▶ **SET PROBLEM**
Produce a word-for-word copy of the listing below without its pictures.
-- BEGIN --
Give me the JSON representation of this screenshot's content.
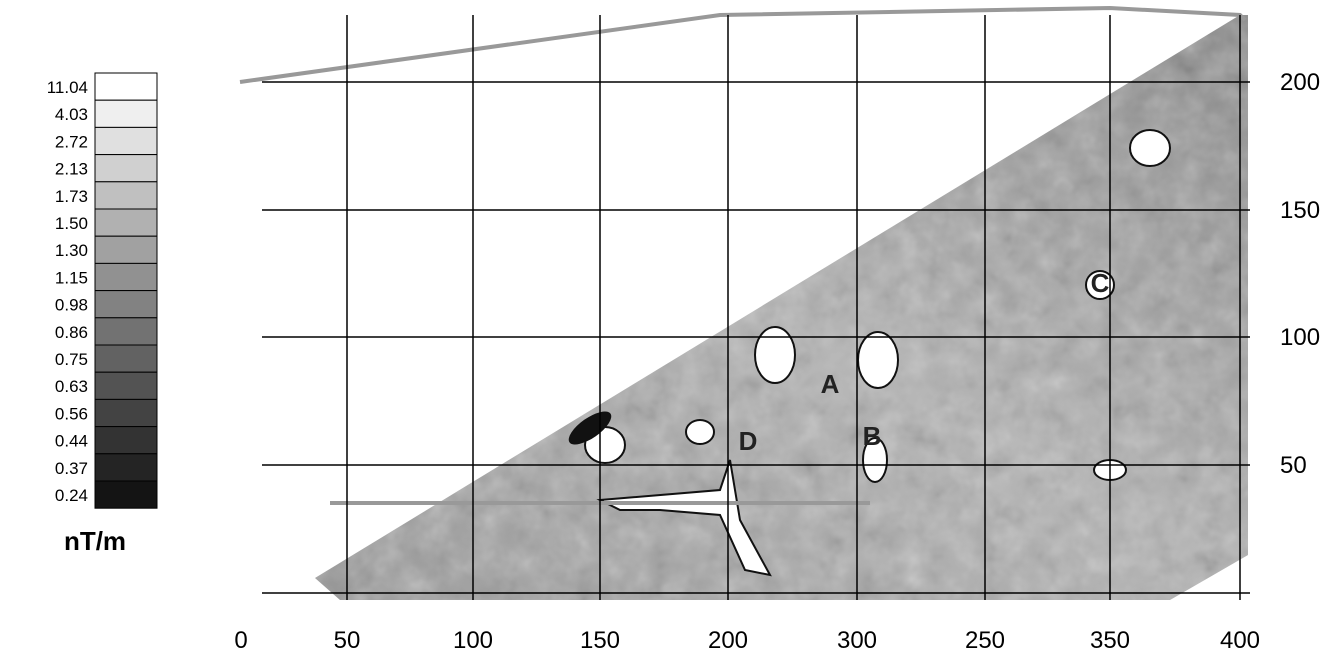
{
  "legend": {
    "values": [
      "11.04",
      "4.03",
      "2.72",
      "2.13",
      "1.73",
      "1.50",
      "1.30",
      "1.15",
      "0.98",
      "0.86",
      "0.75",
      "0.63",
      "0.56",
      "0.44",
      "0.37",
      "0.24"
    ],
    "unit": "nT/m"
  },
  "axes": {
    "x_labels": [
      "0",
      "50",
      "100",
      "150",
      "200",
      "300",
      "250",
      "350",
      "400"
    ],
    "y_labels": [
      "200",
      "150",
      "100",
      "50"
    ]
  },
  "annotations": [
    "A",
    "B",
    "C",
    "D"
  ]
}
-- END --
▶ **FULL SOLUTION**
Give me the JSON representation of this screenshot's content.
{
  "legend": {
    "values": [
      "11.04",
      "4.03",
      "2.72",
      "2.13",
      "1.73",
      "1.50",
      "1.30",
      "1.15",
      "0.98",
      "0.86",
      "0.75",
      "0.63",
      "0.56",
      "0.44",
      "0.37",
      "0.24"
    ],
    "unit": "nT/m"
  },
  "axes": {
    "x_labels": [
      "0",
      "50",
      "100",
      "150",
      "200",
      "300",
      "250",
      "350",
      "400"
    ],
    "y_labels": [
      "200",
      "150",
      "100",
      "50"
    ]
  },
  "annotations": [
    "A",
    "B",
    "C",
    "D"
  ]
}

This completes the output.